Instruction |
Find all the lines with "NACIONAL" and gather them.

Records for processing |
--- start ---
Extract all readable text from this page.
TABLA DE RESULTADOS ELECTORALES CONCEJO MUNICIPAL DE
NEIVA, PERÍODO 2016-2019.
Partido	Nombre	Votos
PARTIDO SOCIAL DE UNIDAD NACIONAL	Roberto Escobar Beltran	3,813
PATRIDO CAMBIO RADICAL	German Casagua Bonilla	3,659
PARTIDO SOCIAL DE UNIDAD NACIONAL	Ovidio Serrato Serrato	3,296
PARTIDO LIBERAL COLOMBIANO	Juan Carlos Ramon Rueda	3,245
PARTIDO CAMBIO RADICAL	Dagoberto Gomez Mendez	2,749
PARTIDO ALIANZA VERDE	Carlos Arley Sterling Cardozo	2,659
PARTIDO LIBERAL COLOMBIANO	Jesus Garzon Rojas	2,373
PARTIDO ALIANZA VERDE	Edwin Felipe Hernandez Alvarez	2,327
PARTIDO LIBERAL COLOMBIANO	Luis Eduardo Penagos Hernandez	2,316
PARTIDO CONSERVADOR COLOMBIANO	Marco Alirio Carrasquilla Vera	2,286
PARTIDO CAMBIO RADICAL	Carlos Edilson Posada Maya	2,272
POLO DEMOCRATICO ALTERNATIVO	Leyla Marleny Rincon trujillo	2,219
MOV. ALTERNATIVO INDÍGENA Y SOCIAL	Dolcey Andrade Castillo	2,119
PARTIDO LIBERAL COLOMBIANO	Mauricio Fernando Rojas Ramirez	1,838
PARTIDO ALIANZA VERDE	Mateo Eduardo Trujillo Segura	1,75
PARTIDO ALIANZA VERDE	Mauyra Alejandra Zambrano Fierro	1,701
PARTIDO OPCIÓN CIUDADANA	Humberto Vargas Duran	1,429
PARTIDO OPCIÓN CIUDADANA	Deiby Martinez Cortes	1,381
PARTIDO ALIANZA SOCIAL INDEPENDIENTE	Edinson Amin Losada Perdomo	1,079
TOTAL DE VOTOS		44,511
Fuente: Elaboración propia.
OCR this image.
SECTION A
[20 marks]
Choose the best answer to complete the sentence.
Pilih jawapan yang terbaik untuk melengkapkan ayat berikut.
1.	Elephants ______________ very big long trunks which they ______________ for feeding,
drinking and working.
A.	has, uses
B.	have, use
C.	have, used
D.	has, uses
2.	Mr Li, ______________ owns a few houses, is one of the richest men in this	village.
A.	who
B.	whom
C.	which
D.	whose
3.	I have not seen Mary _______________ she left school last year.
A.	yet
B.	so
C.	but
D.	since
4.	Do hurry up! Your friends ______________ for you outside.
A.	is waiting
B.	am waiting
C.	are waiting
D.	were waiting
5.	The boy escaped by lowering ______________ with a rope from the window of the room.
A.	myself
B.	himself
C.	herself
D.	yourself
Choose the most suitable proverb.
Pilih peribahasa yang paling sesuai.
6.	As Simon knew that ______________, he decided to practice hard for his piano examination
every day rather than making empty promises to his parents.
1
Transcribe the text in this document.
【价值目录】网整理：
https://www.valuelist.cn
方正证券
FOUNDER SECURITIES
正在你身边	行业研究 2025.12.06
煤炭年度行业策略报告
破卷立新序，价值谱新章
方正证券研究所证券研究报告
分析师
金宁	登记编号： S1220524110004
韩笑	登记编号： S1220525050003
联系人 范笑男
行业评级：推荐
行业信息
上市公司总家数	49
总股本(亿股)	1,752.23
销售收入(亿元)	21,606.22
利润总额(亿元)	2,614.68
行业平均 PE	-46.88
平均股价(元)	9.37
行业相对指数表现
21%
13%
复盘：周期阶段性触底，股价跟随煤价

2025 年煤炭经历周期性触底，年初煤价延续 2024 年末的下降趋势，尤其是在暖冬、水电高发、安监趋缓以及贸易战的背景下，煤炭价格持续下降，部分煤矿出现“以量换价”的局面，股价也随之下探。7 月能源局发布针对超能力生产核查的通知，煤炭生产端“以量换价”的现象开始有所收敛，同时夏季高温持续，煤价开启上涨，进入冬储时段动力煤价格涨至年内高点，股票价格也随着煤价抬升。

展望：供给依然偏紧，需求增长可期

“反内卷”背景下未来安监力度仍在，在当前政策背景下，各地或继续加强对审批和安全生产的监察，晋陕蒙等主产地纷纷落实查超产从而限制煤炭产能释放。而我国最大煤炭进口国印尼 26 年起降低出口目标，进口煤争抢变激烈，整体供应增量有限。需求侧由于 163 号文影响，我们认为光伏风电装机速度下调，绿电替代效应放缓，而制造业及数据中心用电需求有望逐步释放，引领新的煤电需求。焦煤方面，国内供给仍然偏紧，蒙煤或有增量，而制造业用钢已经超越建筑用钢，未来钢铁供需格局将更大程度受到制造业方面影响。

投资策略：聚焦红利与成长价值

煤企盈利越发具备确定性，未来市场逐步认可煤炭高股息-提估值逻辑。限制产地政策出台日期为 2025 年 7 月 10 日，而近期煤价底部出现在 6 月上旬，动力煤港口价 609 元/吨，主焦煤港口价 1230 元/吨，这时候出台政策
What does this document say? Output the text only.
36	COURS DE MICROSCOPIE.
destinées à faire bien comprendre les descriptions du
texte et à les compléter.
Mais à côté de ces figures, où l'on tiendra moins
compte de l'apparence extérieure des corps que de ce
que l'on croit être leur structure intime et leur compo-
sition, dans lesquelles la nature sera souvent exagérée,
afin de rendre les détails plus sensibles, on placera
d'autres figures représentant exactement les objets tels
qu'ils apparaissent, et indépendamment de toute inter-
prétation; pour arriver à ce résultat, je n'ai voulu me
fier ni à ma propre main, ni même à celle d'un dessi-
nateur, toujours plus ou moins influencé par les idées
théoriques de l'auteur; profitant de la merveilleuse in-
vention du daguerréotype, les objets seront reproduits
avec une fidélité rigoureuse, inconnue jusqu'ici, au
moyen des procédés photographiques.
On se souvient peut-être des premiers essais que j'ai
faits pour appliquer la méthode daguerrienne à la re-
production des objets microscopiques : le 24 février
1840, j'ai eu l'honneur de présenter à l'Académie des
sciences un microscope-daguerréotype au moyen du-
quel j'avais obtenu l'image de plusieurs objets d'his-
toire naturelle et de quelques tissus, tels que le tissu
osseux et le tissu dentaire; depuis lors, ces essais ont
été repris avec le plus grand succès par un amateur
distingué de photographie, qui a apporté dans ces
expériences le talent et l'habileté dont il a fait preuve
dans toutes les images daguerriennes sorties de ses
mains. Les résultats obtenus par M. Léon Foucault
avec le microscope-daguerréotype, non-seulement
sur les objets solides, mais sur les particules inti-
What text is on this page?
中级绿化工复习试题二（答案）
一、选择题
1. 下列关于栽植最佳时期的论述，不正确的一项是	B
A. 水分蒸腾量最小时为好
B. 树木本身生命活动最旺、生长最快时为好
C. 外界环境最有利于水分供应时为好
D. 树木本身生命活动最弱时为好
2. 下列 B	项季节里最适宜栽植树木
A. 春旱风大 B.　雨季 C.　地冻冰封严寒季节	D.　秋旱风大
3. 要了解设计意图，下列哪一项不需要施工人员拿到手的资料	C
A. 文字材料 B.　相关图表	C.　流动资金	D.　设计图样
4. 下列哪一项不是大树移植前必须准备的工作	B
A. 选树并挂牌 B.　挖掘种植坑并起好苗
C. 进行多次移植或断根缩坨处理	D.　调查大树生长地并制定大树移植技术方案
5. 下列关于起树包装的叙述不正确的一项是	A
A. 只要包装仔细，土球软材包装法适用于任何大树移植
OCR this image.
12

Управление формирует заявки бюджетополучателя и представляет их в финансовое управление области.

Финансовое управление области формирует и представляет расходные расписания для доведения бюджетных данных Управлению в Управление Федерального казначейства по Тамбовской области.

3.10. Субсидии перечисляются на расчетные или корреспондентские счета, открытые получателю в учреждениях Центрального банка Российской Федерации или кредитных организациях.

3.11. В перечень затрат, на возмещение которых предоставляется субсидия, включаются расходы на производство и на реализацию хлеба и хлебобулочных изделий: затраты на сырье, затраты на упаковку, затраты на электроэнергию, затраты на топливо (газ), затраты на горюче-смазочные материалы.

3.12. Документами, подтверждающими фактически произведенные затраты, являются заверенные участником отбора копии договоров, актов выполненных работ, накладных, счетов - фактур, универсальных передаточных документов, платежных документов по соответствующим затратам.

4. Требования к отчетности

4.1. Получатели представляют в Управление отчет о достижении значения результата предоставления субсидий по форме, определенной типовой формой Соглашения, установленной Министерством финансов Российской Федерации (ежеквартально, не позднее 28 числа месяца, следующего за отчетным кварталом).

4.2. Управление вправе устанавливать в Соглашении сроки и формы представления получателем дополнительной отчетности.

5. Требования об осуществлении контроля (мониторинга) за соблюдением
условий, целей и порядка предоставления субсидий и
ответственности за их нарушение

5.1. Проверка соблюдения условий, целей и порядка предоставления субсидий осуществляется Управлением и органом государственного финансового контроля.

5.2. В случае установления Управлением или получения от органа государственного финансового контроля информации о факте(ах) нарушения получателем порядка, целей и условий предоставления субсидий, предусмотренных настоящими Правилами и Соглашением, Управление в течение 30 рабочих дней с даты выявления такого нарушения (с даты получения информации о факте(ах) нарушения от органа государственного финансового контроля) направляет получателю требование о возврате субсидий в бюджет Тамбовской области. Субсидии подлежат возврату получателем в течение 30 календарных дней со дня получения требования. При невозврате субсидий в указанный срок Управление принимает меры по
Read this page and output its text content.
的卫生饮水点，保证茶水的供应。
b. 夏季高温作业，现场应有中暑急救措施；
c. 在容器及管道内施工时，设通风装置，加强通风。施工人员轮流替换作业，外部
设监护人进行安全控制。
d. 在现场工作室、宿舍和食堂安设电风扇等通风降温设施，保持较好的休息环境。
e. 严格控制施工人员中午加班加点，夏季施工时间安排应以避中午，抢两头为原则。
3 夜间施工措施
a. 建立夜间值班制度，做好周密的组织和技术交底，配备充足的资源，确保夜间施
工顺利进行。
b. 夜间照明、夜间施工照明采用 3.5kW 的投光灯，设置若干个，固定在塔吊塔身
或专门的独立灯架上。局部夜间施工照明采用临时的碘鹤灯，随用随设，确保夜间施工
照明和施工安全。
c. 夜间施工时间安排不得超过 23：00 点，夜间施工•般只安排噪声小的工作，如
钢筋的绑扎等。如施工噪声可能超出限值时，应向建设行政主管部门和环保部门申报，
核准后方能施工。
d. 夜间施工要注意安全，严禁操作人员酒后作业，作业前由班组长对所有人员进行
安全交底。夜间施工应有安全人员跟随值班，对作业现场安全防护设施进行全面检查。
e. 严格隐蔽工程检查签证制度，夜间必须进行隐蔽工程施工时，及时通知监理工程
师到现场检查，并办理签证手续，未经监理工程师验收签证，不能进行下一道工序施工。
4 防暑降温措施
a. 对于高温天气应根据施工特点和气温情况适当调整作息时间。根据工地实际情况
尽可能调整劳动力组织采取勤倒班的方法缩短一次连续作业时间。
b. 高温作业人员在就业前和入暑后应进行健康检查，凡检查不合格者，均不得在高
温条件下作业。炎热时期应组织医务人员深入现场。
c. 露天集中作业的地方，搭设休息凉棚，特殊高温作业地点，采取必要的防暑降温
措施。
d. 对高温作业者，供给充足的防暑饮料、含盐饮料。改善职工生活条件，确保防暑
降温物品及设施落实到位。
--- end ---
Reply to the task |
PARTIDO SOCIAL DE UNIDAD NACIONAL	Roberto Escobar Beltran	3,813
PARTIDO SOCIAL DE UNIDAD NACIONAL	Ovidio Serrato Serrato	3,296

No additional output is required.